═══ Extracted records

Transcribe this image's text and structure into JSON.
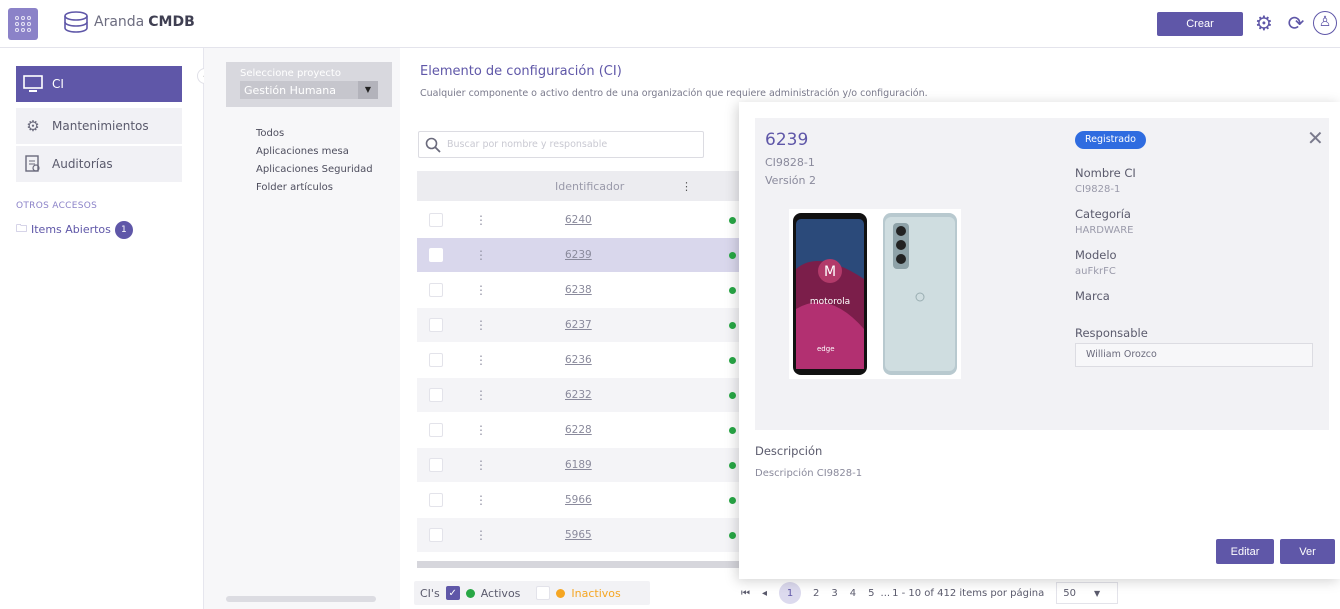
{
  "header": {
    "brand_prefix": "Aranda",
    "brand_bold": "CMDB",
    "create_label": "Crear"
  },
  "sidebar": {
    "items": [
      {
        "label": "CI",
        "icon": "monitor-icon",
        "active": true
      },
      {
        "label": "Mantenimientos",
        "icon": "gears-icon",
        "active": false
      },
      {
        "label": "Auditorías",
        "icon": "audit-icon",
        "active": false
      }
    ],
    "otros_label": "OTROS ACCESOS",
    "items_abiertos_label": "Items Abiertos",
    "items_abiertos_count": "1"
  },
  "projects": {
    "select_label": "Seleccione proyecto",
    "select_value": "Gestión Humana",
    "list": [
      "Todos",
      "Aplicaciones mesa",
      "Aplicaciones Seguridad",
      "Folder artículos"
    ]
  },
  "main": {
    "title": "Elemento de configuración (CI)",
    "subtitle": "Cualquier componente o activo dentro de una organización que requiere administración y/o configuración.",
    "search_placeholder": "Buscar por nombre y responsable",
    "col_identifier": "Identificador",
    "rows": [
      "6240",
      "6239",
      "6238",
      "6237",
      "6236",
      "6232",
      "6228",
      "6189",
      "5966",
      "5965"
    ],
    "selected_row": "6239"
  },
  "footer": {
    "cis_label": "CI's",
    "activos_label": "Activos",
    "inactivos_label": "Inactivos",
    "pages": [
      "1",
      "2",
      "3",
      "4",
      "5"
    ],
    "ellipsis": "...",
    "range_text": "1 - 10 of 412 items por página",
    "per_page": "50"
  },
  "detail": {
    "id": "6239",
    "code": "CI9828-1",
    "version": "Versión 2",
    "status": "Registrado",
    "nombre_label": "Nombre CI",
    "nombre_value": "CI9828-1",
    "categoria_label": "Categoría",
    "categoria_value": "HARDWARE",
    "modelo_label": "Modelo",
    "modelo_value": "auFkrFC",
    "marca_label": "Marca",
    "responsable_label": "Responsable",
    "responsable_value": "William Orozco",
    "descripcion_label": "Descripción",
    "descripcion_value": "Descripción CI9828-1",
    "edit_label": "Editar",
    "ver_label": "Ver"
  },
  "colors": {
    "accent": "#5f57a8",
    "status_blue": "#2f6ce0",
    "active_green": "#28a745",
    "inactive_orange": "#f5a623"
  }
}
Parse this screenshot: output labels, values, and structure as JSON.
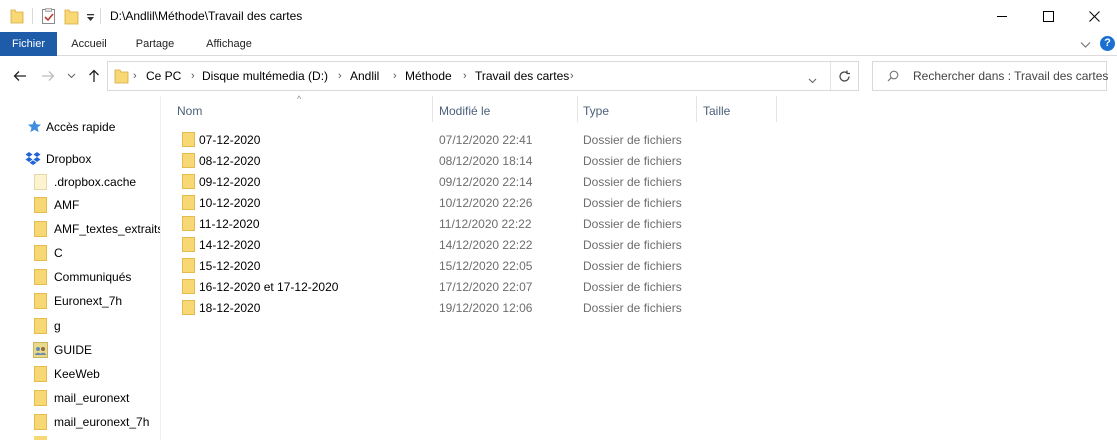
{
  "window": {
    "title": "D:\\Andlil\\Méthode\\Travail des cartes"
  },
  "ribbon": {
    "tabs": [
      "Fichier",
      "Accueil",
      "Partage",
      "Affichage"
    ],
    "help_label": "?"
  },
  "breadcrumb": [
    "Ce PC",
    "Disque multémedia (D:)",
    "Andlil",
    "Méthode",
    "Travail des cartes"
  ],
  "search": {
    "placeholder": "Rechercher dans : Travail des cartes"
  },
  "sidebar": {
    "items": [
      {
        "label": "Accès rapide",
        "icon": "star-icon"
      },
      {
        "label": "Dropbox",
        "icon": "dropbox-icon"
      },
      {
        "label": ".dropbox.cache",
        "icon": "folder-icon"
      },
      {
        "label": "AMF",
        "icon": "folder-icon"
      },
      {
        "label": "AMF_textes_extraits",
        "icon": "folder-icon"
      },
      {
        "label": "C",
        "icon": "folder-icon"
      },
      {
        "label": "Communiqués",
        "icon": "folder-icon"
      },
      {
        "label": "Euronext_7h",
        "icon": "folder-icon"
      },
      {
        "label": "g",
        "icon": "folder-icon"
      },
      {
        "label": "GUIDE",
        "icon": "shared-folder-icon"
      },
      {
        "label": "KeeWeb",
        "icon": "folder-icon"
      },
      {
        "label": "mail_euronext",
        "icon": "folder-icon"
      },
      {
        "label": "mail_euronext_7h",
        "icon": "folder-icon"
      }
    ]
  },
  "columns": {
    "name": "Nom",
    "modified": "Modifié le",
    "type": "Type",
    "size": "Taille"
  },
  "files": [
    {
      "name": "07-12-2020",
      "modified": "07/12/2020 22:41",
      "type": "Dossier de fichiers"
    },
    {
      "name": "08-12-2020",
      "modified": "08/12/2020 18:14",
      "type": "Dossier de fichiers"
    },
    {
      "name": "09-12-2020",
      "modified": "09/12/2020 22:14",
      "type": "Dossier de fichiers"
    },
    {
      "name": "10-12-2020",
      "modified": "10/12/2020 22:26",
      "type": "Dossier de fichiers"
    },
    {
      "name": "11-12-2020",
      "modified": "11/12/2020 22:22",
      "type": "Dossier de fichiers"
    },
    {
      "name": "14-12-2020",
      "modified": "14/12/2020 22:22",
      "type": "Dossier de fichiers"
    },
    {
      "name": "15-12-2020",
      "modified": "15/12/2020 22:05",
      "type": "Dossier de fichiers"
    },
    {
      "name": "16-12-2020 et 17-12-2020",
      "modified": "17/12/2020 22:07",
      "type": "Dossier de fichiers"
    },
    {
      "name": "18-12-2020",
      "modified": "19/12/2020 12:06",
      "type": "Dossier de fichiers"
    }
  ],
  "colors": {
    "accent": "#1e5ba8",
    "folder": "#f8d775",
    "header_text": "#4c607a",
    "muted_text": "#6d6d6d"
  }
}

══════

> _The exercise_:
What is needed is an exact reproduction of the data, pictures excluded.

> _Final result_:
Transcribe this image's text and structure into JSON.
{
  "header": {
    "brand_prefix": "Aranda",
    "brand_bold": "CMDB",
    "create_label": "Crear"
  },
  "sidebar": {
    "items": [
      {
        "label": "CI",
        "icon": "monitor-icon",
        "active": true
      },
      {
        "label": "Mantenimientos",
        "icon": "gears-icon",
        "active": false
      },
      {
        "label": "Auditorías",
        "icon": "audit-icon",
        "active": false
      }
    ],
    "otros_label": "OTROS ACCESOS",
    "items_abiertos_label": "Items Abiertos",
    "items_abiertos_count": "1"
  },
  "projects": {
    "select_label": "Seleccione proyecto",
    "select_value": "Gestión Humana",
    "list": [
      "Todos",
      "Aplicaciones mesa",
      "Aplicaciones Seguridad",
      "Folder artículos"
    ]
  },
  "main": {
    "title": "Elemento de configuración (CI)",
    "subtitle": "Cualquier componente o activo dentro de una organización que requiere administración y/o configuración.",
    "search_placeholder": "Buscar por nombre y responsable",
    "col_identifier": "Identificador",
    "rows": [
      "6240",
      "6239",
      "6238",
      "6237",
      "6236",
      "6232",
      "6228",
      "6189",
      "5966",
      "5965"
    ],
    "selected_row": "6239"
  },
  "footer": {
    "cis_label": "CI's",
    "activos_label": "Activos",
    "inactivos_label": "Inactivos",
    "pages": [
      "1",
      "2",
      "3",
      "4",
      "5"
    ],
    "ellipsis": "...",
    "range_text": "1 - 10 of 412 items por página",
    "per_page": "50"
  },
  "detail": {
    "id": "6239",
    "code": "CI9828-1",
    "version": "Versión 2",
    "status": "Registrado",
    "nombre_label": "Nombre CI",
    "nombre_value": "CI9828-1",
    "categoria_label": "Categoría",
    "categoria_value": "HARDWARE",
    "modelo_label": "Modelo",
    "modelo_value": "auFkrFC",
    "marca_label": "Marca",
    "responsable_label": "Responsable",
    "responsable_value": "William Orozco",
    "descripcion_label": "Descripción",
    "descripcion_value": "Descripción CI9828-1",
    "edit_label": "Editar",
    "ver_label": "Ver"
  },
  "colors": {
    "accent": "#5f57a8",
    "status_blue": "#2f6ce0",
    "active_green": "#28a745",
    "inactive_orange": "#f5a623"
  }
}
Parse this screenshot: output labels, values, and structure as JSON.
{
  "window": {
    "title": "D:\\Andlil\\Méthode\\Travail des cartes"
  },
  "ribbon": {
    "tabs": [
      "Fichier",
      "Accueil",
      "Partage",
      "Affichage"
    ],
    "help_label": "?"
  },
  "breadcrumb": [
    "Ce PC",
    "Disque multémedia (D:)",
    "Andlil",
    "Méthode",
    "Travail des cartes"
  ],
  "search": {
    "placeholder": "Rechercher dans : Travail des cartes"
  },
  "sidebar": {
    "items": [
      {
        "label": "Accès rapide",
        "icon": "star-icon"
      },
      {
        "label": "Dropbox",
        "icon": "dropbox-icon"
      },
      {
        "label": ".dropbox.cache",
        "icon": "folder-icon"
      },
      {
        "label": "AMF",
        "icon": "folder-icon"
      },
      {
        "label": "AMF_textes_extraits",
        "icon": "folder-icon"
      },
      {
        "label": "C",
        "icon": "folder-icon"
      },
      {
        "label": "Communiqués",
        "icon": "folder-icon"
      },
      {
        "label": "Euronext_7h",
        "icon": "folder-icon"
      },
      {
        "label": "g",
        "icon": "folder-icon"
      },
      {
        "label": "GUIDE",
        "icon": "shared-folder-icon"
      },
      {
        "label": "KeeWeb",
        "icon": "folder-icon"
      },
      {
        "label": "mail_euronext",
        "icon": "folder-icon"
      },
      {
        "label": "mail_euronext_7h",
        "icon": "folder-icon"
      }
    ]
  },
  "columns": {
    "name": "Nom",
    "modified": "Modifié le",
    "type": "Type",
    "size": "Taille"
  },
  "files": [
    {
      "name": "07-12-2020",
      "modified": "07/12/2020 22:41",
      "type": "Dossier de fichiers"
    },
    {
      "name": "08-12-2020",
      "modified": "08/12/2020 18:14",
      "type": "Dossier de fichiers"
    },
    {
      "name": "09-12-2020",
      "modified": "09/12/2020 22:14",
      "type": "Dossier de fichiers"
    },
    {
      "name": "10-12-2020",
      "modified": "10/12/2020 22:26",
      "type": "Dossier de fichiers"
    },
    {
      "name": "11-12-2020",
      "modified": "11/12/2020 22:22",
      "type": "Dossier de fichiers"
    },
    {
      "name": "14-12-2020",
      "modified": "14/12/2020 22:22",
      "type": "Dossier de fichiers"
    },
    {
      "name": "15-12-2020",
      "modified": "15/12/2020 22:05",
      "type": "Dossier de fichiers"
    },
    {
      "name": "16-12-2020 et 17-12-2020",
      "modified": "17/12/2020 22:07",
      "type": "Dossier de fichiers"
    },
    {
      "name": "18-12-2020",
      "modified": "19/12/2020 12:06",
      "type": "Dossier de fichiers"
    }
  ],
  "colors": {
    "accent": "#1e5ba8",
    "folder": "#f8d775",
    "header_text": "#4c607a",
    "muted_text": "#6d6d6d"
  }
}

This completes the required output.